* **Extracted records**:
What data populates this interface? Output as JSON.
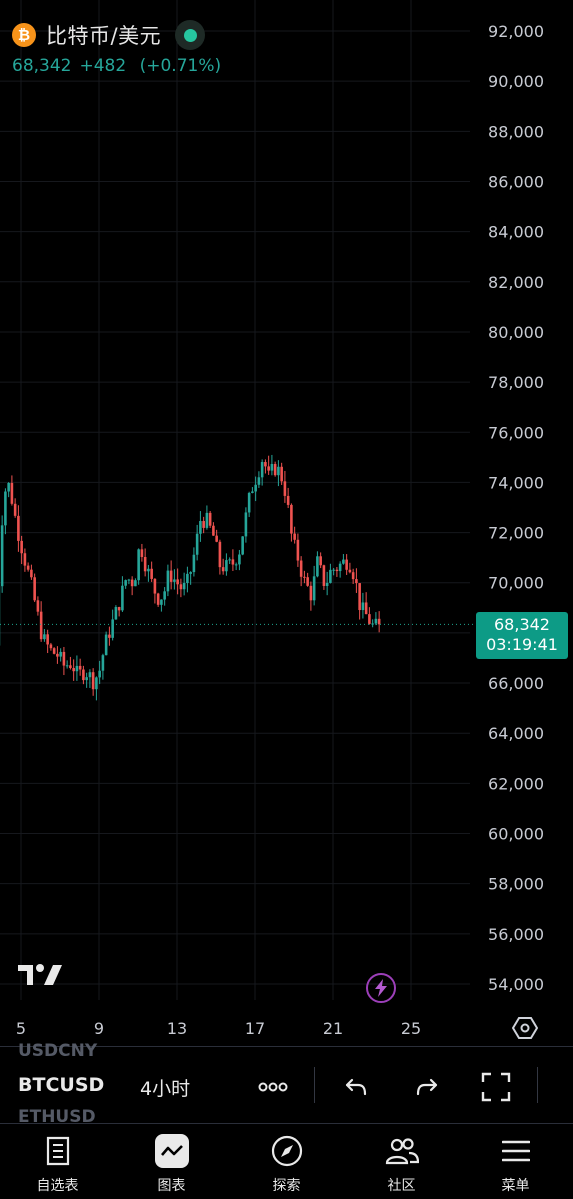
{
  "header": {
    "coin_glyph": "₿",
    "title": "比特币/美元",
    "last_price": "68,342",
    "change": "+482",
    "change_pct": "(+0.71%)"
  },
  "price_badge": {
    "price": "68,342",
    "countdown": "03:19:41"
  },
  "colors": {
    "up": "#26a69a",
    "down": "#ef5350",
    "badge": "#0d9b86",
    "accent": "#9c3fb9",
    "btc": "#f7931a"
  },
  "chart_data": {
    "type": "candlestick",
    "y_ticks": [
      "92,000",
      "90,000",
      "88,000",
      "86,000",
      "84,000",
      "82,000",
      "80,000",
      "78,000",
      "76,000",
      "74,000",
      "72,000",
      "70,000",
      "68,000",
      "66,000",
      "64,000",
      "62,000",
      "60,000",
      "58,000",
      "56,000",
      "54,000"
    ],
    "x_ticks": [
      "5",
      "9",
      "13",
      "17",
      "21",
      "25"
    ],
    "ylim": [
      53400,
      92800
    ],
    "last_price": 68342,
    "grid": true,
    "path": [
      [
        3.7,
        67500
      ],
      [
        4.1,
        73600
      ],
      [
        4.4,
        73900
      ],
      [
        4.8,
        72200
      ],
      [
        5.2,
        70900
      ],
      [
        5.5,
        70000
      ],
      [
        5.8,
        68900
      ],
      [
        6.1,
        67800
      ],
      [
        6.5,
        67300
      ],
      [
        6.9,
        67100
      ],
      [
        7.2,
        66700
      ],
      [
        7.6,
        66800
      ],
      [
        7.9,
        66300
      ],
      [
        8.3,
        66500
      ],
      [
        8.7,
        66100
      ],
      [
        9.0,
        66400
      ],
      [
        9.3,
        67500
      ],
      [
        9.6,
        68200
      ],
      [
        10.0,
        69100
      ],
      [
        10.4,
        70200
      ],
      [
        10.8,
        70000
      ],
      [
        11.1,
        71600
      ],
      [
        11.4,
        70700
      ],
      [
        11.7,
        70000
      ],
      [
        12.0,
        69400
      ],
      [
        12.3,
        69500
      ],
      [
        12.6,
        70400
      ],
      [
        12.9,
        70100
      ],
      [
        13.3,
        69700
      ],
      [
        13.6,
        70100
      ],
      [
        13.9,
        71200
      ],
      [
        14.2,
        72500
      ],
      [
        14.5,
        72500
      ],
      [
        14.9,
        71800
      ],
      [
        15.2,
        70700
      ],
      [
        15.5,
        70600
      ],
      [
        15.9,
        70800
      ],
      [
        16.2,
        71300
      ],
      [
        16.5,
        72500
      ],
      [
        16.8,
        73700
      ],
      [
        17.1,
        74300
      ],
      [
        17.4,
        75000
      ],
      [
        17.7,
        74200
      ],
      [
        18.0,
        74600
      ],
      [
        18.3,
        74400
      ],
      [
        18.6,
        73500
      ],
      [
        18.9,
        71700
      ],
      [
        19.2,
        71000
      ],
      [
        19.5,
        70100
      ],
      [
        19.9,
        69500
      ],
      [
        20.2,
        70800
      ],
      [
        20.6,
        69900
      ],
      [
        20.9,
        70500
      ],
      [
        21.2,
        70600
      ],
      [
        21.5,
        70800
      ],
      [
        21.8,
        70900
      ],
      [
        22.1,
        70300
      ],
      [
        22.4,
        69000
      ],
      [
        22.7,
        68700
      ],
      [
        23.1,
        68200
      ],
      [
        23.4,
        68342
      ]
    ]
  },
  "toolbar": {
    "symbol": "BTCUSD",
    "interval": "4小时",
    "ghost_above": "USDCNY",
    "ghost_below": "ETHUSD"
  },
  "icons": {
    "logo": "tradingview-logo-icon",
    "bolt": "lightning-icon",
    "settings": "settings-hexagon-icon",
    "more": "more-dots-icon",
    "undo": "undo-icon",
    "redo": "redo-icon",
    "fullscreen": "fullscreen-icon"
  },
  "nav": [
    {
      "label": "自选表",
      "icon": "watchlist-icon"
    },
    {
      "label": "图表",
      "icon": "chart-icon"
    },
    {
      "label": "探索",
      "icon": "compass-icon"
    },
    {
      "label": "社区",
      "icon": "community-icon"
    },
    {
      "label": "菜单",
      "icon": "menu-icon"
    }
  ]
}
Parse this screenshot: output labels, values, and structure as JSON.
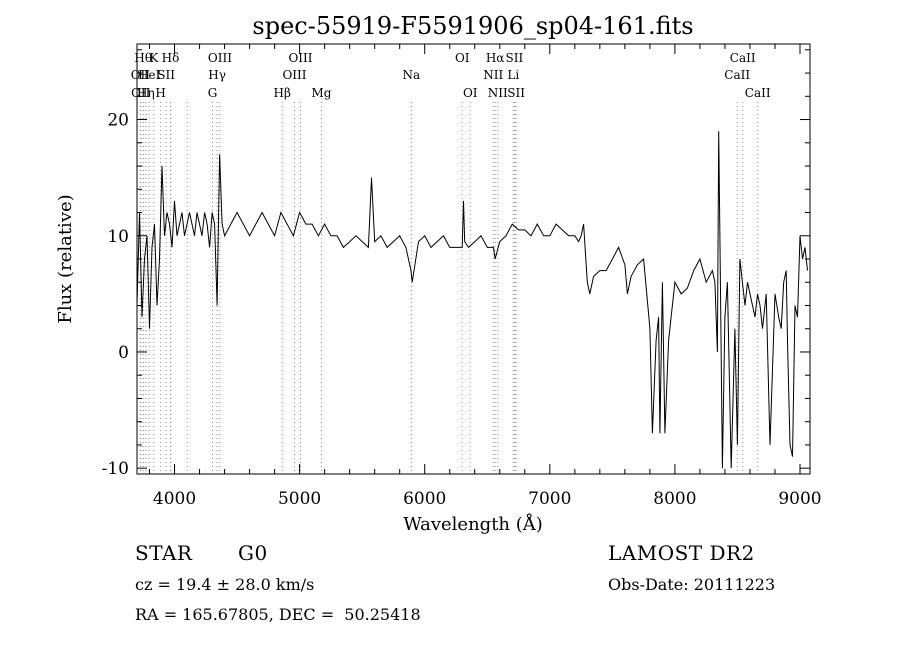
{
  "chart_data": {
    "type": "line",
    "title": "spec-55919-F5591906_sp04-161.fits",
    "xlabel": "Wavelength (Å)",
    "ylabel": "Flux (relative)",
    "xlim": [
      3700,
      9080
    ],
    "ylim": [
      -10.5,
      26.5
    ],
    "xticks": [
      4000,
      5000,
      6000,
      7000,
      8000,
      9000
    ],
    "yticks": [
      -10,
      0,
      10,
      20
    ],
    "grid": false,
    "line_color": "#000000",
    "marker_color": "#888888",
    "series": [
      {
        "x": [
          3700,
          3720,
          3740,
          3760,
          3780,
          3800,
          3820,
          3840,
          3860,
          3880,
          3900,
          3920,
          3940,
          3960,
          3980,
          4000,
          4020,
          4040,
          4060,
          4080,
          4100,
          4120,
          4140,
          4160,
          4180,
          4200,
          4220,
          4240,
          4260,
          4280,
          4300,
          4320,
          4340,
          4360,
          4380,
          4400,
          4450,
          4500,
          4550,
          4600,
          4650,
          4700,
          4750,
          4800,
          4850,
          4900,
          4950,
          5000,
          5050,
          5100,
          5150,
          5200,
          5250,
          5300,
          5350,
          5400,
          5450,
          5500,
          5550,
          5575,
          5600,
          5650,
          5700,
          5750,
          5800,
          5850,
          5890,
          5900,
          5950,
          6000,
          6050,
          6100,
          6150,
          6200,
          6250,
          6300,
          6310,
          6320,
          6350,
          6400,
          6450,
          6500,
          6550,
          6563,
          6600,
          6650,
          6700,
          6750,
          6800,
          6850,
          6900,
          6950,
          7000,
          7050,
          7100,
          7150,
          7200,
          7230,
          7250,
          7270,
          7300,
          7320,
          7350,
          7400,
          7450,
          7500,
          7550,
          7600,
          7620,
          7650,
          7700,
          7750,
          7800,
          7820,
          7850,
          7870,
          7880,
          7900,
          7920,
          7950,
          8000,
          8050,
          8100,
          8150,
          8200,
          8250,
          8300,
          8320,
          8340,
          8350,
          8360,
          8380,
          8400,
          8420,
          8450,
          8480,
          8500,
          8520,
          8540,
          8560,
          8580,
          8600,
          8620,
          8640,
          8660,
          8680,
          8700,
          8730,
          8760,
          8800,
          8830,
          8850,
          8870,
          8890,
          8900,
          8920,
          8940,
          8960,
          8980,
          9000,
          9020,
          9040,
          9060
        ],
        "y": [
          4,
          12,
          3,
          8,
          10,
          2,
          9,
          11,
          4,
          8,
          16,
          10,
          12,
          11,
          9,
          13,
          10,
          11,
          12,
          10,
          11,
          12,
          11,
          10,
          12,
          11,
          10,
          12,
          11,
          9,
          12,
          11,
          4,
          17,
          11,
          10,
          11,
          12,
          11,
          10,
          11,
          12,
          11,
          10,
          12,
          11,
          10,
          12,
          11,
          11,
          10,
          11,
          10,
          10,
          9,
          9.5,
          10,
          9.5,
          9,
          15,
          9.5,
          10,
          9,
          9.5,
          10,
          9,
          7,
          6,
          9.5,
          10,
          9,
          9.5,
          10,
          9,
          9,
          9,
          13,
          9.5,
          9,
          9.5,
          10,
          9,
          9,
          8,
          9.5,
          10,
          11,
          10.5,
          10.5,
          10,
          11,
          10,
          10,
          11,
          10.5,
          10,
          10,
          9.5,
          10,
          11,
          6,
          5,
          6.5,
          7,
          7,
          8,
          9,
          7.5,
          5,
          6.5,
          7.5,
          8,
          2,
          -7,
          1,
          3,
          -7,
          6,
          -7,
          1,
          6,
          5,
          5.5,
          7,
          8,
          6,
          7,
          6,
          0,
          19,
          10,
          -10,
          3,
          6,
          -10,
          2,
          -8,
          8,
          6,
          4,
          6,
          5,
          4,
          3,
          5,
          4,
          2,
          5,
          -8,
          5,
          3,
          2,
          6,
          7,
          1,
          -8,
          -9,
          4,
          3,
          10,
          8,
          9,
          7
        ]
      }
    ],
    "line_markers": [
      {
        "x": 3727,
        "label": "OII",
        "row": 2
      },
      {
        "x": 3730,
        "label": "OII",
        "row": 3
      },
      {
        "x": 3750,
        "label": "Hθ",
        "row": 1
      },
      {
        "x": 3771,
        "label": "Hη",
        "row": 3
      },
      {
        "x": 3798,
        "label": "HeI",
        "row": 2
      },
      {
        "x": 3835,
        "label": "K",
        "row": 1
      },
      {
        "x": 3889,
        "label": "H",
        "row": 3
      },
      {
        "x": 3933,
        "label": "SII",
        "row": 2
      },
      {
        "x": 3968,
        "label": "Hδ",
        "row": 1
      },
      {
        "x": 4102,
        "label": "",
        "row": 0
      },
      {
        "x": 4304,
        "label": "G",
        "row": 3
      },
      {
        "x": 4340,
        "label": "Hγ",
        "row": 2
      },
      {
        "x": 4363,
        "label": "OIII",
        "row": 1
      },
      {
        "x": 4861,
        "label": "Hβ",
        "row": 3
      },
      {
        "x": 4959,
        "label": "OIII",
        "row": 2
      },
      {
        "x": 5007,
        "label": "OIII",
        "row": 1
      },
      {
        "x": 5175,
        "label": "Mg",
        "row": 3
      },
      {
        "x": 5893,
        "label": "Na",
        "row": 2
      },
      {
        "x": 6300,
        "label": "OI",
        "row": 1
      },
      {
        "x": 6364,
        "label": "OI",
        "row": 3
      },
      {
        "x": 6548,
        "label": "NII",
        "row": 2
      },
      {
        "x": 6563,
        "label": "Hα",
        "row": 1
      },
      {
        "x": 6584,
        "label": "NII",
        "row": 3
      },
      {
        "x": 6708,
        "label": "Li",
        "row": 2
      },
      {
        "x": 6717,
        "label": "SII",
        "row": 1
      },
      {
        "x": 6731,
        "label": "SII",
        "row": 3
      },
      {
        "x": 8498,
        "label": "CaII",
        "row": 2
      },
      {
        "x": 8542,
        "label": "CaII",
        "row": 1
      },
      {
        "x": 8662,
        "label": "CaII",
        "row": 3
      }
    ]
  },
  "info": {
    "class": "STAR",
    "subclass": "G0",
    "survey": "LAMOST DR2",
    "redshift_line": "cz = 19.4 ± 28.0 km/s",
    "obs_date_line": "Obs-Date: 20111223",
    "coords_line": "RA = 165.67805, DEC =  50.25418"
  }
}
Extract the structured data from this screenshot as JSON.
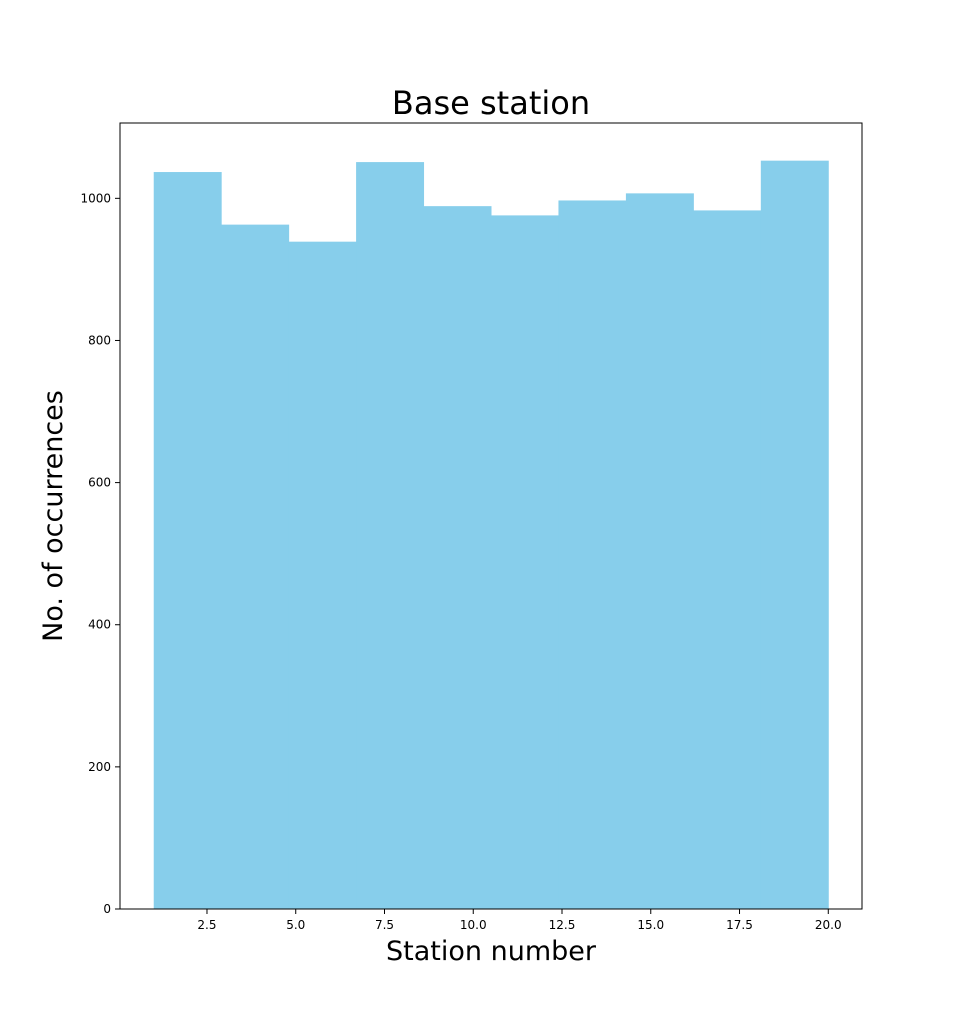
{
  "chart_data": {
    "type": "bar",
    "title": "Base station",
    "xlabel": "Station number",
    "ylabel": "No. of occurrences",
    "bin_edges": [
      1.0,
      2.9,
      4.8,
      6.7,
      8.6,
      10.5,
      12.4,
      14.3,
      16.2,
      18.1,
      20.0
    ],
    "values": [
      1037,
      963,
      939,
      1051,
      989,
      976,
      997,
      1007,
      983,
      1053
    ],
    "xlim": [
      0.05,
      20.95
    ],
    "ylim": [
      0,
      1106
    ],
    "xticks": [
      2.5,
      5.0,
      7.5,
      10.0,
      12.5,
      15.0,
      17.5,
      20.0
    ],
    "xtick_labels": [
      "2.5",
      "5.0",
      "7.5",
      "10.0",
      "12.5",
      "15.0",
      "17.5",
      "20.0"
    ],
    "yticks": [
      0,
      200,
      400,
      600,
      800,
      1000
    ],
    "ytick_labels": [
      "0",
      "200",
      "400",
      "600",
      "800",
      "1000"
    ],
    "bar_color": "#87ceeb",
    "grid": false,
    "legend": false
  }
}
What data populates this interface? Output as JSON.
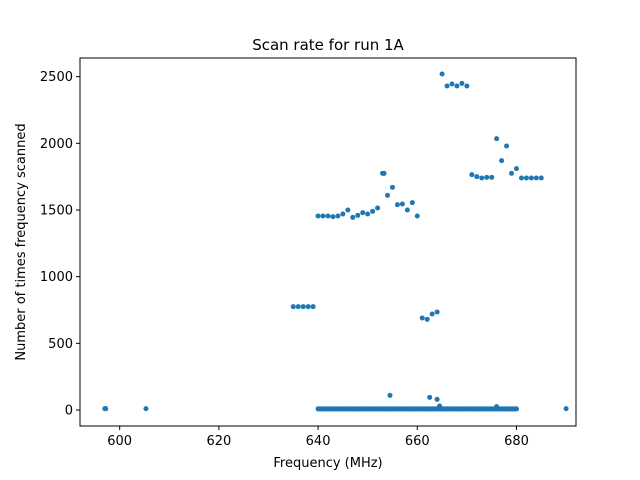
{
  "chart_data": {
    "type": "scatter",
    "title": "Scan rate for run 1A",
    "xlabel": "Frequency (MHz)",
    "ylabel": "Number of times frequency scanned",
    "xlim": [
      592,
      692
    ],
    "ylim": [
      -120,
      2640
    ],
    "xticks": [
      600,
      620,
      640,
      660,
      680
    ],
    "yticks": [
      0,
      500,
      1000,
      1500,
      2000,
      2500
    ],
    "grid": false,
    "marker_color": "#1f77b4",
    "series": [
      {
        "points": [
          [
            597.0,
            10
          ],
          [
            597.2,
            10
          ],
          [
            605.3,
            10
          ],
          [
            635.0,
            775
          ],
          [
            636.0,
            775
          ],
          [
            637.0,
            775
          ],
          [
            638.0,
            775
          ],
          [
            639.0,
            775
          ],
          [
            640.0,
            1455
          ],
          [
            641.0,
            1455
          ],
          [
            642.0,
            1455
          ],
          [
            643.0,
            1450
          ],
          [
            644.0,
            1455
          ],
          [
            645.0,
            1470
          ],
          [
            646.0,
            1500
          ],
          [
            647.0,
            1445
          ],
          [
            648.0,
            1460
          ],
          [
            649.0,
            1480
          ],
          [
            650.0,
            1470
          ],
          [
            651.0,
            1490
          ],
          [
            652.0,
            1515
          ],
          [
            653.0,
            1775
          ],
          [
            653.3,
            1775
          ],
          [
            654.0,
            1610
          ],
          [
            655.0,
            1670
          ],
          [
            656.0,
            1540
          ],
          [
            657.0,
            1545
          ],
          [
            658.0,
            1500
          ],
          [
            659.0,
            1555
          ],
          [
            660.0,
            1455
          ],
          [
            661.0,
            690
          ],
          [
            662.0,
            680
          ],
          [
            663.0,
            720
          ],
          [
            664.0,
            735
          ],
          [
            665.0,
            2520
          ],
          [
            666.0,
            2430
          ],
          [
            667.0,
            2445
          ],
          [
            668.0,
            2430
          ],
          [
            669.0,
            2450
          ],
          [
            670.0,
            2430
          ],
          [
            671.0,
            1765
          ],
          [
            672.0,
            1750
          ],
          [
            673.0,
            1740
          ],
          [
            674.0,
            1745
          ],
          [
            675.0,
            1745
          ],
          [
            676.0,
            2035
          ],
          [
            677.0,
            1870
          ],
          [
            678.0,
            1980
          ],
          [
            679.0,
            1775
          ],
          [
            680.0,
            1810
          ],
          [
            681.0,
            1740
          ],
          [
            682.0,
            1740
          ],
          [
            683.0,
            1740
          ],
          [
            684.0,
            1740
          ],
          [
            685.0,
            1740
          ],
          [
            654.5,
            110
          ],
          [
            662.5,
            95
          ],
          [
            664.0,
            80
          ],
          [
            664.5,
            30
          ],
          [
            676.0,
            25
          ],
          [
            690.0,
            10
          ]
        ],
        "dense_band": {
          "x_from": 640,
          "x_to": 680,
          "y": 8
        }
      }
    ]
  }
}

* **Task instructions**: Looking at the entries above, say how many lines contain the word "screenshot". Only the number is wanted.

* **Response to the exercise**: 2